Written problem - For the listing below, give the count of lines containing "receive", and no other text.

[Saved entries]
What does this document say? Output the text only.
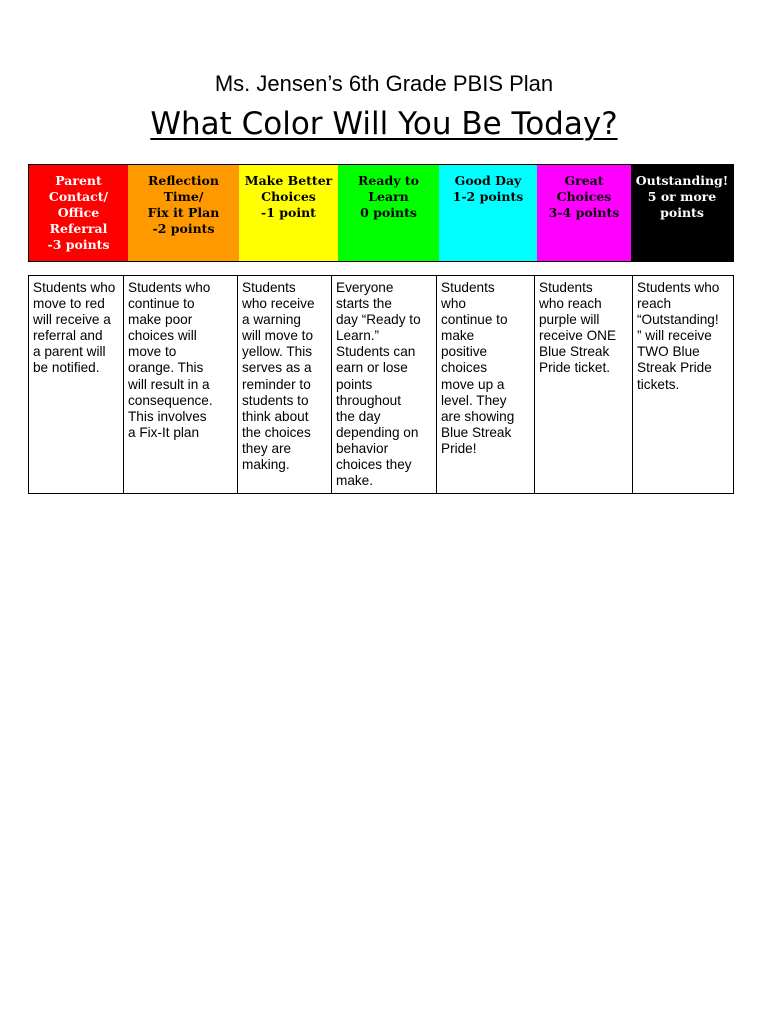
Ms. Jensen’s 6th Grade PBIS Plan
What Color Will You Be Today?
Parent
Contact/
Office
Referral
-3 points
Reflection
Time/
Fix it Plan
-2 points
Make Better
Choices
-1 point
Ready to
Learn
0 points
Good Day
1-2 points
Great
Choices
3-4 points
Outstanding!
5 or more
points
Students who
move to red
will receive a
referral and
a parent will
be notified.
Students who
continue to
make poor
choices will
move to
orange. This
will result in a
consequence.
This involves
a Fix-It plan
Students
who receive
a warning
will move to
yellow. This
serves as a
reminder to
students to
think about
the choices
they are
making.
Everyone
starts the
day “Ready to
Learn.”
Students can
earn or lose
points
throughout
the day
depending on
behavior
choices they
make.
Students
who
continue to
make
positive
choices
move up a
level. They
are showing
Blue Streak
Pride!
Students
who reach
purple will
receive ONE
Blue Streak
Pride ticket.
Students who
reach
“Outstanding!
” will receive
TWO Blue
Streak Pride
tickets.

---

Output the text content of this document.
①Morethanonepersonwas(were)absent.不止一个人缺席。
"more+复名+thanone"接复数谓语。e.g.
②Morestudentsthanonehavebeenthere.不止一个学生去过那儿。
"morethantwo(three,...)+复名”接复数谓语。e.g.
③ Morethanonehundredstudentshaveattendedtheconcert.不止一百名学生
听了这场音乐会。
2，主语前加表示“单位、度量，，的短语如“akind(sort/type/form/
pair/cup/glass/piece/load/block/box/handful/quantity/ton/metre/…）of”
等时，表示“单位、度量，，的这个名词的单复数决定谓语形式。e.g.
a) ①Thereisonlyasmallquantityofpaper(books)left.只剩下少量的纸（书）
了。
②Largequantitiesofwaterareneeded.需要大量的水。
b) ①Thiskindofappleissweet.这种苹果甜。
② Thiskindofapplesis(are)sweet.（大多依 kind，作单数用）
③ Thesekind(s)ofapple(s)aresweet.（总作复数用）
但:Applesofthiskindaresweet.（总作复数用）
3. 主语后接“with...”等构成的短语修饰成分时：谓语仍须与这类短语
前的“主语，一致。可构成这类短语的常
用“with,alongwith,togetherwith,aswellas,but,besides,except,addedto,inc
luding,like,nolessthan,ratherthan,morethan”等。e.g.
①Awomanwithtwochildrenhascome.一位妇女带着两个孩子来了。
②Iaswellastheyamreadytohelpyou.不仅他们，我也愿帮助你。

Finished answer - 4